§ WHAT IS BEING ASKED
Return all entries word for word, but drop any images.

§ A run of records
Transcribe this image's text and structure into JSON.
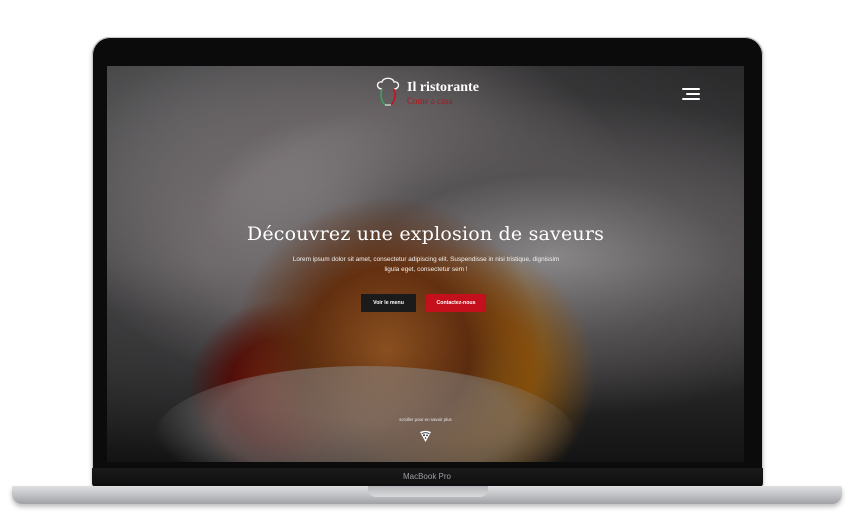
{
  "device": {
    "model_label": "MacBook Pro"
  },
  "header": {
    "brand": "Il ristorante",
    "tagline": "Come a casa",
    "menu_icon": "hamburger-menu-icon",
    "logo_icon": "chef-hat-icon"
  },
  "hero": {
    "title": "Découvrez une explosion de saveurs",
    "text": "Lorem ipsum dolor sit amet, consectetur adipiscing elit. Suspendisse in nisi tristique, dignissim ligula eget, consectetur sem !",
    "primary_button": "Voir le menu",
    "secondary_button": "Contactez-nous",
    "scroll_hint": "scroller pour en savoir plus",
    "scroll_icon": "pizza-slice-icon"
  },
  "colors": {
    "accent_red": "#c4101c",
    "dark_button": "#1b1b1c",
    "logo_green": "#3ca55c"
  }
}
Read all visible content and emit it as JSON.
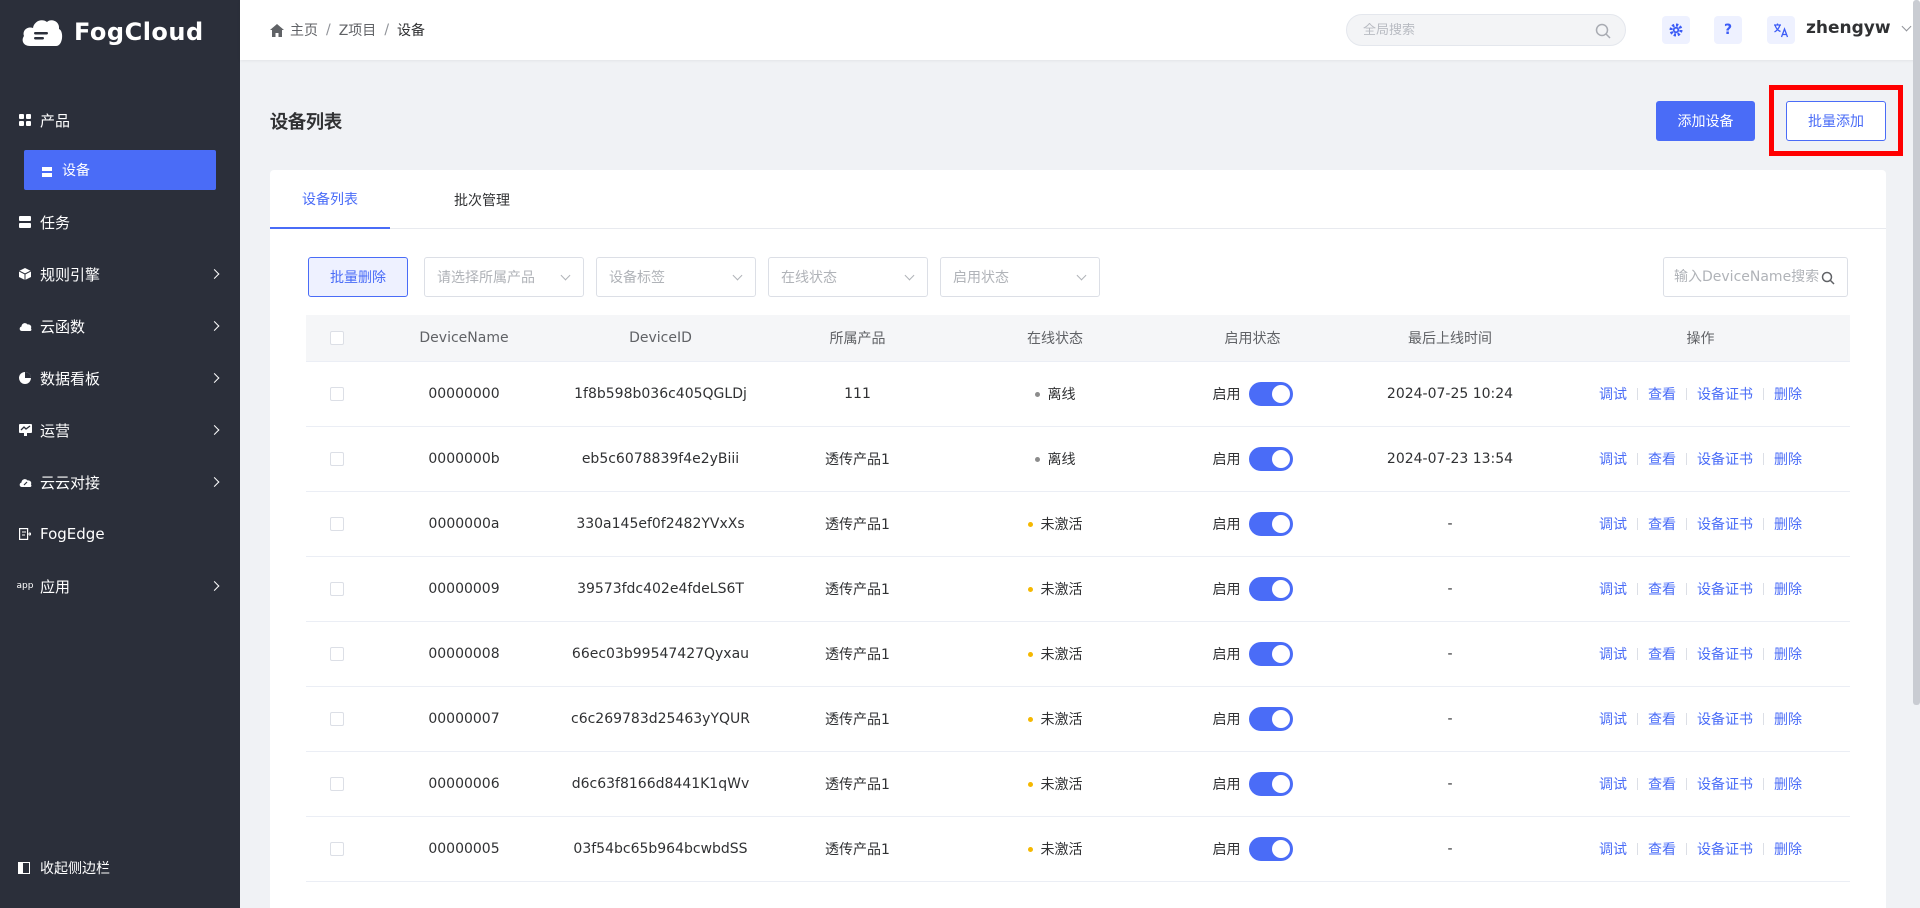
{
  "app": {
    "name": "FogCloud"
  },
  "sidebar": {
    "items": [
      {
        "label": "产品",
        "icon": "grid-icon",
        "expandable": false
      },
      {
        "label": "设备",
        "icon": "device-icon",
        "active": true,
        "sub": true
      },
      {
        "label": "任务",
        "icon": "task-icon",
        "expandable": false
      },
      {
        "label": "规则引擎",
        "icon": "cube-icon",
        "expandable": true
      },
      {
        "label": "云函数",
        "icon": "cloud-icon",
        "expandable": true
      },
      {
        "label": "数据看板",
        "icon": "pie-icon",
        "expandable": true
      },
      {
        "label": "运营",
        "icon": "chart-icon",
        "expandable": true
      },
      {
        "label": "云云对接",
        "icon": "cloud-link-icon",
        "expandable": true
      },
      {
        "label": "FogEdge",
        "icon": "edge-icon",
        "expandable": false
      },
      {
        "label": "应用",
        "icon": "app-icon",
        "expandable": true
      }
    ],
    "collapse_label": "收起侧边栏",
    "app_icon_text": "app"
  },
  "header": {
    "breadcrumb": [
      "主页",
      "Z项目",
      "设备"
    ],
    "separator": "/",
    "search_placeholder": "全局搜索",
    "help_label": "?",
    "username": "zhengyw"
  },
  "page": {
    "title": "设备列表",
    "add_device_label": "添加设备",
    "batch_add_label": "批量添加"
  },
  "tabs": [
    "设备列表",
    "批次管理"
  ],
  "filters": {
    "batch_delete_label": "批量删除",
    "product_placeholder": "请选择所属产品",
    "tag_placeholder": "设备标签",
    "online_placeholder": "在线状态",
    "enable_placeholder": "启用状态",
    "search_placeholder": "输入DeviceName搜索"
  },
  "table": {
    "columns": [
      "DeviceName",
      "DeviceID",
      "所属产品",
      "在线状态",
      "启用状态",
      "最后上线时间",
      "操作"
    ],
    "actions": [
      "调试",
      "查看",
      "设备证书",
      "删除"
    ],
    "enable_label": "启用",
    "rows": [
      {
        "name": "00000000",
        "id": "1f8b598b036c405QGLDj",
        "product": "111",
        "status": "离线",
        "status_type": "offline",
        "enabled": "启用",
        "last_online": "2024-07-25 10:24"
      },
      {
        "name": "0000000b",
        "id": "eb5c6078839f4e2yBiii",
        "product": "透传产品1",
        "status": "离线",
        "status_type": "offline",
        "enabled": "启用",
        "last_online": "2024-07-23 13:54"
      },
      {
        "name": "0000000a",
        "id": "330a145ef0f2482YVxXs",
        "product": "透传产品1",
        "status": "未激活",
        "status_type": "inactive",
        "enabled": "启用",
        "last_online": "-"
      },
      {
        "name": "00000009",
        "id": "39573fdc402e4fdeLS6T",
        "product": "透传产品1",
        "status": "未激活",
        "status_type": "inactive",
        "enabled": "启用",
        "last_online": "-"
      },
      {
        "name": "00000008",
        "id": "66ec03b99547427Qyxau",
        "product": "透传产品1",
        "status": "未激活",
        "status_type": "inactive",
        "enabled": "启用",
        "last_online": "-"
      },
      {
        "name": "00000007",
        "id": "c6c269783d25463yYQUR",
        "product": "透传产品1",
        "status": "未激活",
        "status_type": "inactive",
        "enabled": "启用",
        "last_online": "-"
      },
      {
        "name": "00000006",
        "id": "d6c63f8166d8441K1qWv",
        "product": "透传产品1",
        "status": "未激活",
        "status_type": "inactive",
        "enabled": "启用",
        "last_online": "-"
      },
      {
        "name": "00000005",
        "id": "03f54bc65b964bcwbdSS",
        "product": "透传产品1",
        "status": "未激活",
        "status_type": "inactive",
        "enabled": "启用",
        "last_online": "-"
      }
    ]
  },
  "colors": {
    "primary": "#4a6cf7",
    "sidebar_bg": "#2b2f3a",
    "highlight": "#ff0000",
    "offline_dot": "#8c8c8c",
    "inactive_dot": "#f5b800"
  }
}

§ TASK RESPONSE
Transcribe this image's text and structure into JSON.
{
  "device": {
    "model_label": "MacBook Pro"
  },
  "header": {
    "brand": "Il ristorante",
    "tagline": "Come a casa",
    "menu_icon": "hamburger-menu-icon",
    "logo_icon": "chef-hat-icon"
  },
  "hero": {
    "title": "Découvrez une explosion de saveurs",
    "text": "Lorem ipsum dolor sit amet, consectetur adipiscing elit. Suspendisse in nisi tristique, dignissim ligula eget, consectetur sem !",
    "primary_button": "Voir le menu",
    "secondary_button": "Contactez-nous",
    "scroll_hint": "scroller pour en savoir plus",
    "scroll_icon": "pizza-slice-icon"
  },
  "colors": {
    "accent_red": "#c4101c",
    "dark_button": "#1b1b1c",
    "logo_green": "#3ca55c"
  }
}
Read all visible content and emit it as JSON.
{
  "app": {
    "name": "FogCloud"
  },
  "sidebar": {
    "items": [
      {
        "label": "产品",
        "icon": "grid-icon",
        "expandable": false
      },
      {
        "label": "设备",
        "icon": "device-icon",
        "active": true,
        "sub": true
      },
      {
        "label": "任务",
        "icon": "task-icon",
        "expandable": false
      },
      {
        "label": "规则引擎",
        "icon": "cube-icon",
        "expandable": true
      },
      {
        "label": "云函数",
        "icon": "cloud-icon",
        "expandable": true
      },
      {
        "label": "数据看板",
        "icon": "pie-icon",
        "expandable": true
      },
      {
        "label": "运营",
        "icon": "chart-icon",
        "expandable": true
      },
      {
        "label": "云云对接",
        "icon": "cloud-link-icon",
        "expandable": true
      },
      {
        "label": "FogEdge",
        "icon": "edge-icon",
        "expandable": false
      },
      {
        "label": "应用",
        "icon": "app-icon",
        "expandable": true
      }
    ],
    "collapse_label": "收起侧边栏",
    "app_icon_text": "app"
  },
  "header": {
    "breadcrumb": [
      "主页",
      "Z项目",
      "设备"
    ],
    "separator": "/",
    "search_placeholder": "全局搜索",
    "help_label": "?",
    "username": "zhengyw"
  },
  "page": {
    "title": "设备列表",
    "add_device_label": "添加设备",
    "batch_add_label": "批量添加"
  },
  "tabs": [
    "设备列表",
    "批次管理"
  ],
  "filters": {
    "batch_delete_label": "批量删除",
    "product_placeholder": "请选择所属产品",
    "tag_placeholder": "设备标签",
    "online_placeholder": "在线状态",
    "enable_placeholder": "启用状态",
    "search_placeholder": "输入DeviceName搜索"
  },
  "table": {
    "columns": [
      "DeviceName",
      "DeviceID",
      "所属产品",
      "在线状态",
      "启用状态",
      "最后上线时间",
      "操作"
    ],
    "actions": [
      "调试",
      "查看",
      "设备证书",
      "删除"
    ],
    "enable_label": "启用",
    "rows": [
      {
        "name": "00000000",
        "id": "1f8b598b036c405QGLDj",
        "product": "111",
        "status": "离线",
        "status_type": "offline",
        "enabled": "启用",
        "last_online": "2024-07-25 10:24"
      },
      {
        "name": "0000000b",
        "id": "eb5c6078839f4e2yBiii",
        "product": "透传产品1",
        "status": "离线",
        "status_type": "offline",
        "enabled": "启用",
        "last_online": "2024-07-23 13:54"
      },
      {
        "name": "0000000a",
        "id": "330a145ef0f2482YVxXs",
        "product": "透传产品1",
        "status": "未激活",
        "status_type": "inactive",
        "enabled": "启用",
        "last_online": "-"
      },
      {
        "name": "00000009",
        "id": "39573fdc402e4fdeLS6T",
        "product": "透传产品1",
        "status": "未激活",
        "status_type": "inactive",
        "enabled": "启用",
        "last_online": "-"
      },
      {
        "name": "00000008",
        "id": "66ec03b99547427Qyxau",
        "product": "透传产品1",
        "status": "未激活",
        "status_type": "inactive",
        "enabled": "启用",
        "last_online": "-"
      },
      {
        "name": "00000007",
        "id": "c6c269783d25463yYQUR",
        "product": "透传产品1",
        "status": "未激活",
        "status_type": "inactive",
        "enabled": "启用",
        "last_online": "-"
      },
      {
        "name": "00000006",
        "id": "d6c63f8166d8441K1qWv",
        "product": "透传产品1",
        "status": "未激活",
        "status_type": "inactive",
        "enabled": "启用",
        "last_online": "-"
      },
      {
        "name": "00000005",
        "id": "03f54bc65b964bcwbdSS",
        "product": "透传产品1",
        "status": "未激活",
        "status_type": "inactive",
        "enabled": "启用",
        "last_online": "-"
      }
    ]
  },
  "colors": {
    "primary": "#4a6cf7",
    "sidebar_bg": "#2b2f3a",
    "highlight": "#ff0000",
    "offline_dot": "#8c8c8c",
    "inactive_dot": "#f5b800"
  }
}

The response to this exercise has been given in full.